* [Supplied entries]
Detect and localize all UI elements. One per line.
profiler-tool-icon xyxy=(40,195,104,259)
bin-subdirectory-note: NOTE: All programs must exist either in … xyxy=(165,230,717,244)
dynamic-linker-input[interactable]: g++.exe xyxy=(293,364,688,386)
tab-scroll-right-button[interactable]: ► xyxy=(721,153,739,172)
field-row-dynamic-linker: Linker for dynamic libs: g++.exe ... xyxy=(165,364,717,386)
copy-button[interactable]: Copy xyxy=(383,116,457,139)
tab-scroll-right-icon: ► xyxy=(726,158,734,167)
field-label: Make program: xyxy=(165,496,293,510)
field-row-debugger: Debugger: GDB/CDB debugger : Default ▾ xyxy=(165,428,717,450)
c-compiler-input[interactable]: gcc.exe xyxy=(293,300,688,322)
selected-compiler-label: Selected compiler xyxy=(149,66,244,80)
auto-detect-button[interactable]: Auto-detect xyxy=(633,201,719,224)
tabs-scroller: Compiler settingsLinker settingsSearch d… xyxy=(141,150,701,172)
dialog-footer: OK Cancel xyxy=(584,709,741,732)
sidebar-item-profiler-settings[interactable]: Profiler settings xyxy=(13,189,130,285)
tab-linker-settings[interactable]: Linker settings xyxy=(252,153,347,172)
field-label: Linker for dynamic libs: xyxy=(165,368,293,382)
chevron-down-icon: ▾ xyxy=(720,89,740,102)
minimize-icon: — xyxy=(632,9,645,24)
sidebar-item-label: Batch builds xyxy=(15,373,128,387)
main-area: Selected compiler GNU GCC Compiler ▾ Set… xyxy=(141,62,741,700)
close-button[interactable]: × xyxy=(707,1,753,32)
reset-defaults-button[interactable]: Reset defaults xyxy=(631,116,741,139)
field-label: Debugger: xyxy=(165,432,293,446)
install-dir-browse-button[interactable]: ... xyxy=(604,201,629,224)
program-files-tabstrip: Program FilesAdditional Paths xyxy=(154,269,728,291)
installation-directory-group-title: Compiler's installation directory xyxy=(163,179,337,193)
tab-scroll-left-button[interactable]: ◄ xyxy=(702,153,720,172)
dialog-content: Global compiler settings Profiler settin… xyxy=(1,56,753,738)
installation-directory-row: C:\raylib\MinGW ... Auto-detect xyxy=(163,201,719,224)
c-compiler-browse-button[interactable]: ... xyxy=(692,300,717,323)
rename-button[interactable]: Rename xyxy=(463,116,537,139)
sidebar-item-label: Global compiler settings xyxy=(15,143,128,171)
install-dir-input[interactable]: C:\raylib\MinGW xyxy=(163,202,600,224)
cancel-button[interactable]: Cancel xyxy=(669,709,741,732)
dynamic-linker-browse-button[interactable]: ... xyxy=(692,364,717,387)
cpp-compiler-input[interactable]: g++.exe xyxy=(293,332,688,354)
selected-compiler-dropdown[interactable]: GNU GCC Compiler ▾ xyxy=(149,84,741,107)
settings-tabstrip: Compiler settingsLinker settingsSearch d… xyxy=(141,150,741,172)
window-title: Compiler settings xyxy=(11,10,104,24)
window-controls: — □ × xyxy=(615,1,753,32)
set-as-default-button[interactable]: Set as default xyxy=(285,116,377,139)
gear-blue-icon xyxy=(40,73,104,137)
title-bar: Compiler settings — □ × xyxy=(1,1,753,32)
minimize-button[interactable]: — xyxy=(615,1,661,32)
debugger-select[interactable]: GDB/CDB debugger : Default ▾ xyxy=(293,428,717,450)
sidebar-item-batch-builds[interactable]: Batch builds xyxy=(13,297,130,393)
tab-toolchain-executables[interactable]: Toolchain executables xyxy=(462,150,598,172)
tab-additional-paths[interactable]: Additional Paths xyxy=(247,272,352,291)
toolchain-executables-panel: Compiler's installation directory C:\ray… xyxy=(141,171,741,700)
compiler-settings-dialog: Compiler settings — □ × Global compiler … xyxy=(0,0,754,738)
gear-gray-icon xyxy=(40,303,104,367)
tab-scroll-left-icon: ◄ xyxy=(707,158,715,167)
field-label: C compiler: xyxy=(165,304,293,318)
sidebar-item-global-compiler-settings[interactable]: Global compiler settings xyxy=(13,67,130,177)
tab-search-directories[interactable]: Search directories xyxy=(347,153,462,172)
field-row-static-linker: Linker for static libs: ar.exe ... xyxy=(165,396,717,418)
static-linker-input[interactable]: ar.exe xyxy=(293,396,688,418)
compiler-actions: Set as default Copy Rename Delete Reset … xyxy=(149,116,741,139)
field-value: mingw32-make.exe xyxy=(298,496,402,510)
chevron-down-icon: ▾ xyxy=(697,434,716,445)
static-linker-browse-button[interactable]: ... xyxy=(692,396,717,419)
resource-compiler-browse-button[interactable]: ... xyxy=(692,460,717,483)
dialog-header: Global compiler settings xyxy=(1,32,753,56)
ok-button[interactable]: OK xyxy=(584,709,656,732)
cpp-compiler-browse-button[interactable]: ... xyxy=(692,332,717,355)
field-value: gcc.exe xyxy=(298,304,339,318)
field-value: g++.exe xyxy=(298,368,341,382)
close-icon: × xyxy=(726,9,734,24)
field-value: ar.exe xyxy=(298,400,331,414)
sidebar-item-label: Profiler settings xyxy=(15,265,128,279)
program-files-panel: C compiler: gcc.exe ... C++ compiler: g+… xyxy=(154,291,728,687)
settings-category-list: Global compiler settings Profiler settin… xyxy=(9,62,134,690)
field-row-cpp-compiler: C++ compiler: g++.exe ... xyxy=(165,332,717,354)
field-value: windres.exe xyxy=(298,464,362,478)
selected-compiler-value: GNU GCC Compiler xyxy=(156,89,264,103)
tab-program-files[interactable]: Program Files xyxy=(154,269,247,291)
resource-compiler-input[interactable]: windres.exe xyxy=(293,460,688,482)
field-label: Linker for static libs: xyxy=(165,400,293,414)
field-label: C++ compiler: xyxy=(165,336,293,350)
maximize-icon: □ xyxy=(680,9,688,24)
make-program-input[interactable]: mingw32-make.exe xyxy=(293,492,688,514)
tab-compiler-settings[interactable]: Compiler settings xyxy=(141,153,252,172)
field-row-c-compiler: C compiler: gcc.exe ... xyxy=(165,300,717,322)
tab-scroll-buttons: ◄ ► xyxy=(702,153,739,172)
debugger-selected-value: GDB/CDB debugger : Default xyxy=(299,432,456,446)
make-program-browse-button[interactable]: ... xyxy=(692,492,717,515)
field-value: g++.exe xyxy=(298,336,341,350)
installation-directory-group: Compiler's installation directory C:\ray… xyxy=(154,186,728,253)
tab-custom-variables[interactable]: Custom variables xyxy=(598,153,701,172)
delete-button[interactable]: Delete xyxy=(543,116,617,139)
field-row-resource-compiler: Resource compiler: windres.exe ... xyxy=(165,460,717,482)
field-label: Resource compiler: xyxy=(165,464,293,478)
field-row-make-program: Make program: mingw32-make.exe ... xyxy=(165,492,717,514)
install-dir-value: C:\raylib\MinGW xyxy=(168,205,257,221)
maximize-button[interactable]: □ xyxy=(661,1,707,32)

* [Brief] Reproduce every line above verbatim, in the same order, with nothing added or left out.

* [Written response]
Detect and localize all UI elements. One per line.
profiler-tool-icon xyxy=(40,195,104,259)
bin-subdirectory-note: NOTE: All programs must exist either in … xyxy=(165,230,717,244)
dynamic-linker-input[interactable]: g++.exe xyxy=(293,364,688,386)
tab-scroll-right-button[interactable]: ► xyxy=(721,153,739,172)
field-row-dynamic-linker: Linker for dynamic libs: g++.exe ... xyxy=(165,364,717,386)
copy-button[interactable]: Copy xyxy=(383,116,457,139)
tab-scroll-right-icon: ► xyxy=(726,158,734,167)
field-label: Make program: xyxy=(165,496,293,510)
field-row-debugger: Debugger: GDB/CDB debugger : Default ▾ xyxy=(165,428,717,450)
c-compiler-input[interactable]: gcc.exe xyxy=(293,300,688,322)
selected-compiler-label: Selected compiler xyxy=(149,66,244,80)
auto-detect-button[interactable]: Auto-detect xyxy=(633,201,719,224)
tabs-scroller: Compiler settingsLinker settingsSearch d… xyxy=(141,150,701,172)
dialog-footer: OK Cancel xyxy=(584,709,741,732)
sidebar-item-profiler-settings[interactable]: Profiler settings xyxy=(13,189,130,285)
tab-linker-settings[interactable]: Linker settings xyxy=(252,153,347,172)
field-label: Linker for dynamic libs: xyxy=(165,368,293,382)
chevron-down-icon: ▾ xyxy=(720,89,740,102)
minimize-icon: — xyxy=(632,9,645,24)
sidebar-item-label: Batch builds xyxy=(15,373,128,387)
main-area: Selected compiler GNU GCC Compiler ▾ Set… xyxy=(141,62,741,700)
close-button[interactable]: × xyxy=(707,1,753,32)
reset-defaults-button[interactable]: Reset defaults xyxy=(631,116,741,139)
field-label: Debugger: xyxy=(165,432,293,446)
install-dir-browse-button[interactable]: ... xyxy=(604,201,629,224)
program-files-tabstrip: Program FilesAdditional Paths xyxy=(154,269,728,291)
installation-directory-group-title: Compiler's installation directory xyxy=(163,179,337,193)
tab-scroll-left-button[interactable]: ◄ xyxy=(702,153,720,172)
dialog-content: Global compiler settings Profiler settin… xyxy=(1,56,753,738)
installation-directory-row: C:\raylib\MinGW ... Auto-detect xyxy=(163,201,719,224)
c-compiler-browse-button[interactable]: ... xyxy=(692,300,717,323)
rename-button[interactable]: Rename xyxy=(463,116,537,139)
sidebar-item-label: Global compiler settings xyxy=(15,143,128,171)
install-dir-input[interactable]: C:\raylib\MinGW xyxy=(163,202,600,224)
cancel-button[interactable]: Cancel xyxy=(669,709,741,732)
dynamic-linker-browse-button[interactable]: ... xyxy=(692,364,717,387)
cpp-compiler-input[interactable]: g++.exe xyxy=(293,332,688,354)
selected-compiler-dropdown[interactable]: GNU GCC Compiler ▾ xyxy=(149,84,741,107)
settings-tabstrip: Compiler settingsLinker settingsSearch d… xyxy=(141,150,741,172)
window-title: Compiler settings xyxy=(11,10,104,24)
window-controls: — □ × xyxy=(615,1,753,32)
set-as-default-button[interactable]: Set as default xyxy=(285,116,377,139)
gear-blue-icon xyxy=(40,73,104,137)
title-bar: Compiler settings — □ × xyxy=(1,1,753,32)
minimize-button[interactable]: — xyxy=(615,1,661,32)
debugger-select[interactable]: GDB/CDB debugger : Default ▾ xyxy=(293,428,717,450)
sidebar-item-batch-builds[interactable]: Batch builds xyxy=(13,297,130,393)
tab-toolchain-executables[interactable]: Toolchain executables xyxy=(462,150,598,172)
tab-additional-paths[interactable]: Additional Paths xyxy=(247,272,352,291)
toolchain-executables-panel: Compiler's installation directory C:\ray… xyxy=(141,171,741,700)
compiler-settings-dialog: Compiler settings — □ × Global compiler … xyxy=(0,0,754,738)
gear-gray-icon xyxy=(40,303,104,367)
tab-scroll-left-icon: ◄ xyxy=(707,158,715,167)
field-label: C compiler: xyxy=(165,304,293,318)
sidebar-item-global-compiler-settings[interactable]: Global compiler settings xyxy=(13,67,130,177)
tab-search-directories[interactable]: Search directories xyxy=(347,153,462,172)
field-row-static-linker: Linker for static libs: ar.exe ... xyxy=(165,396,717,418)
static-linker-input[interactable]: ar.exe xyxy=(293,396,688,418)
compiler-actions: Set as default Copy Rename Delete Reset … xyxy=(149,116,741,139)
field-value: mingw32-make.exe xyxy=(298,496,402,510)
chevron-down-icon: ▾ xyxy=(697,434,716,445)
static-linker-browse-button[interactable]: ... xyxy=(692,396,717,419)
resource-compiler-browse-button[interactable]: ... xyxy=(692,460,717,483)
dialog-header: Global compiler settings xyxy=(1,32,753,56)
ok-button[interactable]: OK xyxy=(584,709,656,732)
cpp-compiler-browse-button[interactable]: ... xyxy=(692,332,717,355)
field-value: gcc.exe xyxy=(298,304,339,318)
field-value: g++.exe xyxy=(298,368,341,382)
close-icon: × xyxy=(726,9,734,24)
field-value: ar.exe xyxy=(298,400,331,414)
sidebar-item-label: Profiler settings xyxy=(15,265,128,279)
program-files-panel: C compiler: gcc.exe ... C++ compiler: g+… xyxy=(154,291,728,687)
settings-category-list: Global compiler settings Profiler settin… xyxy=(9,62,134,690)
field-row-cpp-compiler: C++ compiler: g++.exe ... xyxy=(165,332,717,354)
field-value: windres.exe xyxy=(298,464,362,478)
selected-compiler-value: GNU GCC Compiler xyxy=(156,89,264,103)
tab-program-files[interactable]: Program Files xyxy=(154,269,247,291)
resource-compiler-input[interactable]: windres.exe xyxy=(293,460,688,482)
field-label: Linker for static libs: xyxy=(165,400,293,414)
field-label: C++ compiler: xyxy=(165,336,293,350)
maximize-icon: □ xyxy=(680,9,688,24)
make-program-input[interactable]: mingw32-make.exe xyxy=(293,492,688,514)
tab-compiler-settings[interactable]: Compiler settings xyxy=(141,153,252,172)
field-row-c-compiler: C compiler: gcc.exe ... xyxy=(165,300,717,322)
tab-scroll-buttons: ◄ ► xyxy=(702,153,739,172)
debugger-selected-value: GDB/CDB debugger : Default xyxy=(299,432,456,446)
make-program-browse-button[interactable]: ... xyxy=(692,492,717,515)
field-value: g++.exe xyxy=(298,336,341,350)
installation-directory-group: Compiler's installation directory C:\ray… xyxy=(154,186,728,253)
tab-custom-variables[interactable]: Custom variables xyxy=(598,153,701,172)
delete-button[interactable]: Delete xyxy=(543,116,617,139)
field-row-resource-compiler: Resource compiler: windres.exe ... xyxy=(165,460,717,482)
field-label: Resource compiler: xyxy=(165,464,293,478)
field-row-make-program: Make program: mingw32-make.exe ... xyxy=(165,492,717,514)
install-dir-value: C:\raylib\MinGW xyxy=(168,205,257,221)
maximize-button[interactable]: □ xyxy=(661,1,707,32)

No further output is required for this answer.